--- BEGIN ---

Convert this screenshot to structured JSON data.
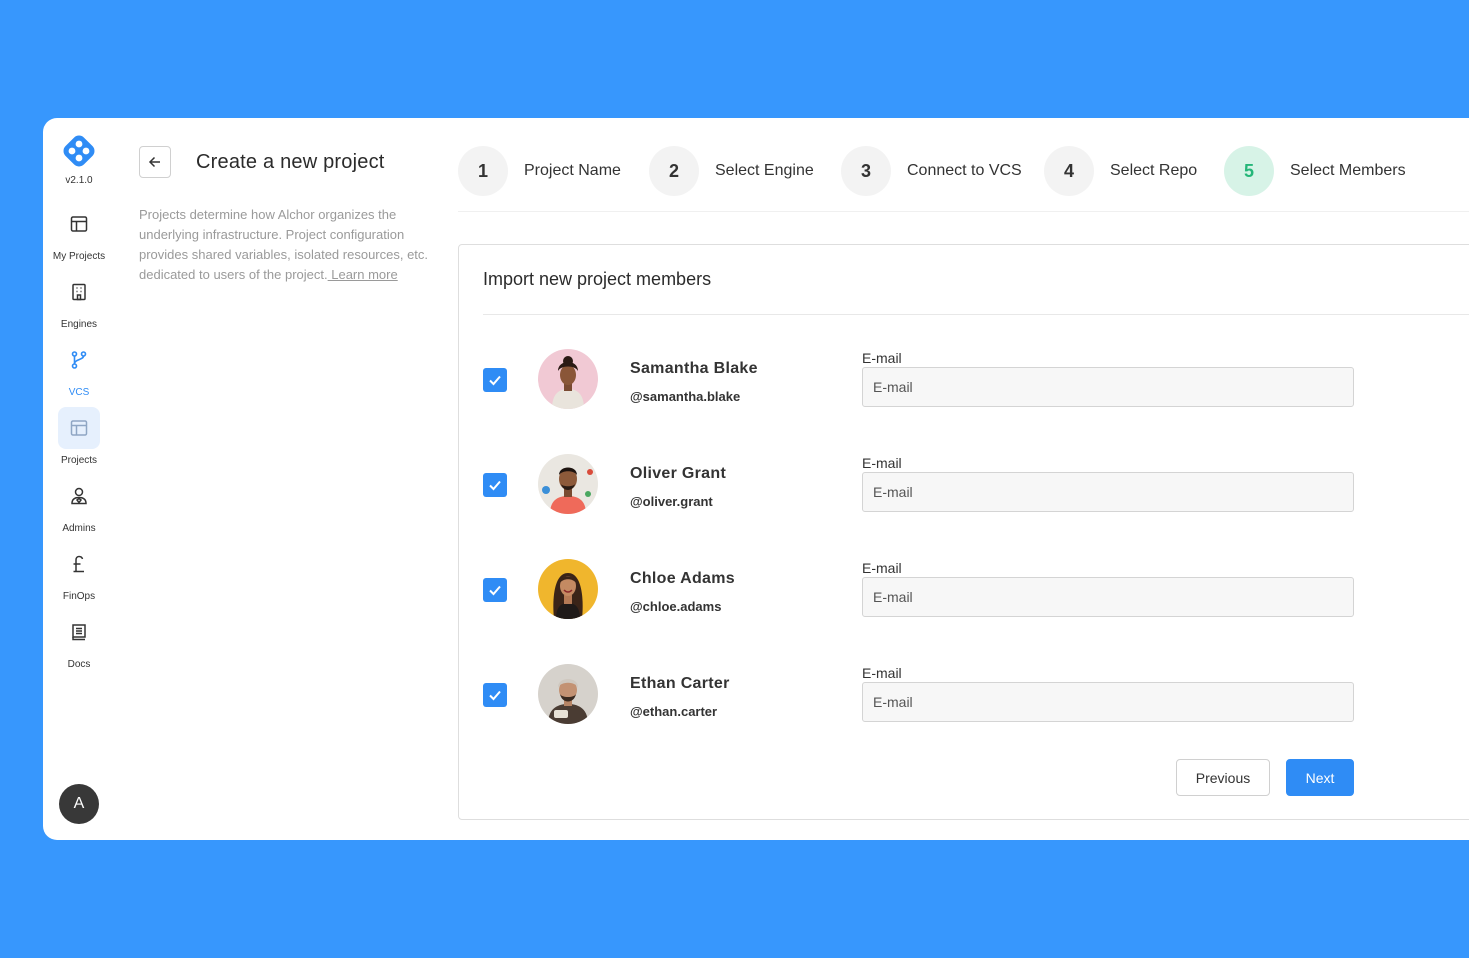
{
  "sidebar": {
    "version": "v2.1.0",
    "items": [
      {
        "label": "My Projects",
        "icon": "layout-icon"
      },
      {
        "label": "Engines",
        "icon": "building-icon"
      },
      {
        "label": "VCS",
        "icon": "git-branch-icon"
      },
      {
        "label": "Projects",
        "icon": "layout-icon"
      },
      {
        "label": "Admins",
        "icon": "user-shield-icon"
      },
      {
        "label": "FinOps",
        "icon": "pound-icon"
      },
      {
        "label": "Docs",
        "icon": "book-icon"
      }
    ],
    "avatar_initial": "A"
  },
  "header": {
    "title": "Create a new project",
    "description": "Projects determine how Alchor organizes the underlying infrastructure.  Project configuration provides shared variables, isolated resources,  etc. dedicated to users of the project.",
    "learn_more": " Learn more"
  },
  "stepper": {
    "steps": [
      {
        "num": "1",
        "label": "Project Name"
      },
      {
        "num": "2",
        "label": "Select Engine"
      },
      {
        "num": "3",
        "label": "Connect to VCS"
      },
      {
        "num": "4",
        "label": "Select Repo"
      },
      {
        "num": "5",
        "label": "Select Members"
      }
    ],
    "current": 5
  },
  "card": {
    "title": "Import new project members",
    "email_label": "E-mail",
    "email_placeholder": "E-mail",
    "members": [
      {
        "name": "Samantha Blake",
        "handle": "@samantha.blake",
        "checked": true
      },
      {
        "name": "Oliver Grant",
        "handle": "@oliver.grant",
        "checked": true
      },
      {
        "name": "Chloe Adams",
        "handle": "@chloe.adams",
        "checked": true
      },
      {
        "name": "Ethan Carter",
        "handle": "@ethan.carter",
        "checked": true
      }
    ],
    "previous_label": "Previous",
    "next_label": "Next"
  },
  "colors": {
    "background": "#3797fd",
    "accent": "#2f8cf5",
    "step_active_bg": "#d7f3e7",
    "step_active_text": "#25b679"
  }
}
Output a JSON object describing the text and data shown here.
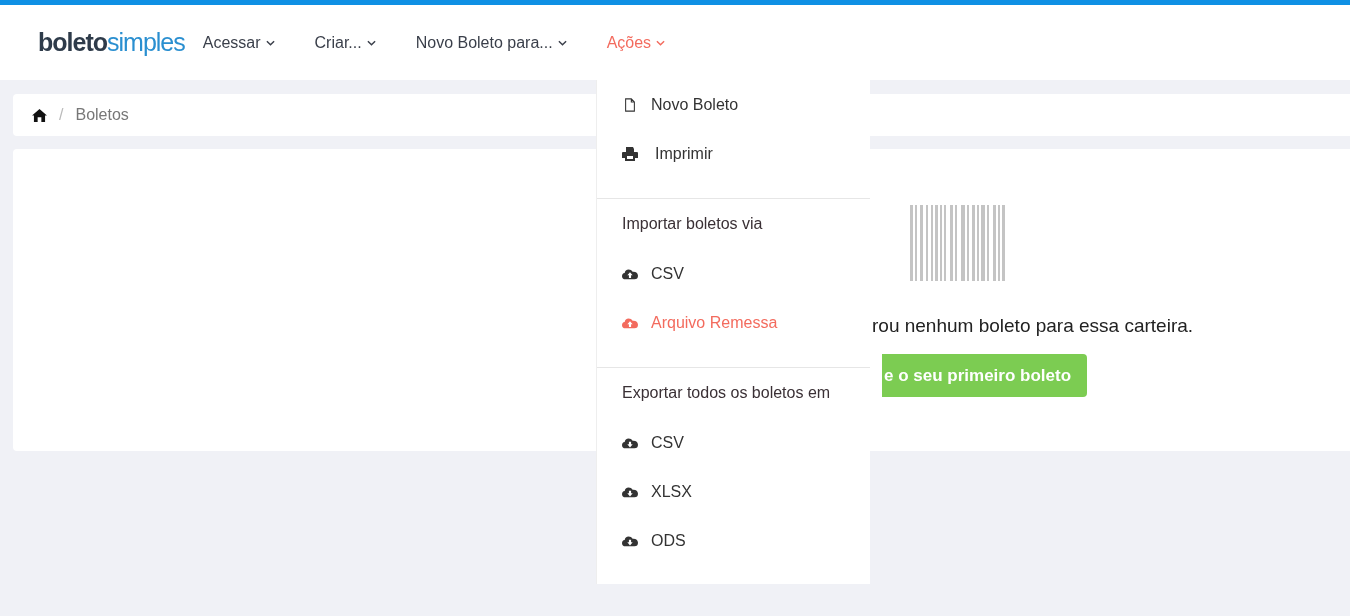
{
  "logo": {
    "part_1": "boleto",
    "part_2": "simples"
  },
  "nav": [
    {
      "label": "Acessar",
      "selected": false
    },
    {
      "label": "Criar...",
      "selected": false
    },
    {
      "label": "Novo Boleto para...",
      "selected": false
    },
    {
      "label": "Ações",
      "selected": true
    }
  ],
  "breadcrumb": {
    "separator": "/",
    "current": "Boletos"
  },
  "empty_state": {
    "message": "rou nenhum boleto para essa carteira.",
    "button": "e o seu primeiro boleto"
  },
  "menu": [
    {
      "kind": "document",
      "label": "Novo Boleto",
      "selected": false
    },
    {
      "kind": "printer",
      "label": "Imprimir",
      "selected": false
    },
    {
      "kind": "divider"
    },
    {
      "kind": "header",
      "label": "Importar boletos via"
    },
    {
      "kind": "upload",
      "label": "CSV",
      "selected": false
    },
    {
      "kind": "upload",
      "label": "Arquivo Remessa",
      "selected": true
    },
    {
      "kind": "divider"
    },
    {
      "kind": "header",
      "label": "Exportar todos os boletos em"
    },
    {
      "kind": "download",
      "label": "CSV",
      "selected": false
    },
    {
      "kind": "download",
      "label": "XLSX",
      "selected": false
    },
    {
      "kind": "download",
      "label": "ODS",
      "selected": false
    }
  ]
}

--- END ---

AIM
For the entries above, state how many lines contain the word "icon". Provide the number by itself.

FINISHED ANSWER
7